(Some records)
====================

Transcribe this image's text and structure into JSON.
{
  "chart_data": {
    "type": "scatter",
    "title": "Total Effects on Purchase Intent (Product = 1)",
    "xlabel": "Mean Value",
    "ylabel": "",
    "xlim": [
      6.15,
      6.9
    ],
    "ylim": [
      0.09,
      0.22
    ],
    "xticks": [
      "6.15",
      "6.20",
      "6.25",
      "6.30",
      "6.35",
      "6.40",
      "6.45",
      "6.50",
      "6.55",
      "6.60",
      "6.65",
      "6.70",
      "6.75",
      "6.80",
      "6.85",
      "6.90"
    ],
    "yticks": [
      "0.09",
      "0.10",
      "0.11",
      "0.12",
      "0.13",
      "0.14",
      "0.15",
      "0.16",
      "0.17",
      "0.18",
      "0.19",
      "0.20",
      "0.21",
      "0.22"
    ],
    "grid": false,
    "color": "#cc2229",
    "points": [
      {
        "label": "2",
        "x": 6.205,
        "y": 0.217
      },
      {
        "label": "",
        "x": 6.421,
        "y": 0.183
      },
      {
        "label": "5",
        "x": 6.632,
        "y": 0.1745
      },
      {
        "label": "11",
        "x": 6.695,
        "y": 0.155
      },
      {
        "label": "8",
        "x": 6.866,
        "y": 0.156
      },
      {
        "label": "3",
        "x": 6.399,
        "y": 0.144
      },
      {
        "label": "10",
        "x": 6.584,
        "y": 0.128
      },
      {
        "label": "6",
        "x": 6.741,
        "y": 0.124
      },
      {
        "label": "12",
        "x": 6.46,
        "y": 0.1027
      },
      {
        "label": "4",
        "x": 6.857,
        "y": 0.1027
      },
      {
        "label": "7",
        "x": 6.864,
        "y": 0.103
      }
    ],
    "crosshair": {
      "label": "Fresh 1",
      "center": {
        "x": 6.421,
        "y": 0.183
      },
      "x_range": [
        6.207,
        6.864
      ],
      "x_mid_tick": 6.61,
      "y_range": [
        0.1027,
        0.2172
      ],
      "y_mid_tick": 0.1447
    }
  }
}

====================

» **Task to complete**: Reproduce the material verbatim, line by line.

» **Result**:
Transcribe this image's text and structure into JSON.
{
  "chart_data": {
    "type": "scatter",
    "title": "Total Effects on Purchase Intent (Product = 1)",
    "xlabel": "Mean Value",
    "ylabel": "",
    "xlim": [
      6.15,
      6.9
    ],
    "ylim": [
      0.09,
      0.22
    ],
    "xticks": [
      "6.15",
      "6.20",
      "6.25",
      "6.30",
      "6.35",
      "6.40",
      "6.45",
      "6.50",
      "6.55",
      "6.60",
      "6.65",
      "6.70",
      "6.75",
      "6.80",
      "6.85",
      "6.90"
    ],
    "yticks": [
      "0.09",
      "0.10",
      "0.11",
      "0.12",
      "0.13",
      "0.14",
      "0.15",
      "0.16",
      "0.17",
      "0.18",
      "0.19",
      "0.20",
      "0.21",
      "0.22"
    ],
    "grid": false,
    "color": "#cc2229",
    "points": [
      {
        "label": "2",
        "x": 6.205,
        "y": 0.217
      },
      {
        "label": "",
        "x": 6.421,
        "y": 0.183
      },
      {
        "label": "5",
        "x": 6.632,
        "y": 0.1745
      },
      {
        "label": "11",
        "x": 6.695,
        "y": 0.155
      },
      {
        "label": "8",
        "x": 6.866,
        "y": 0.156
      },
      {
        "label": "3",
        "x": 6.399,
        "y": 0.144
      },
      {
        "label": "10",
        "x": 6.584,
        "y": 0.128
      },
      {
        "label": "6",
        "x": 6.741,
        "y": 0.124
      },
      {
        "label": "12",
        "x": 6.46,
        "y": 0.1027
      },
      {
        "label": "4",
        "x": 6.857,
        "y": 0.1027
      },
      {
        "label": "7",
        "x": 6.864,
        "y": 0.103
      }
    ],
    "crosshair": {
      "label": "Fresh 1",
      "center": {
        "x": 6.421,
        "y": 0.183
      },
      "x_range": [
        6.207,
        6.864
      ],
      "x_mid_tick": 6.61,
      "y_range": [
        0.1027,
        0.2172
      ],
      "y_mid_tick": 0.1447
    }
  }
}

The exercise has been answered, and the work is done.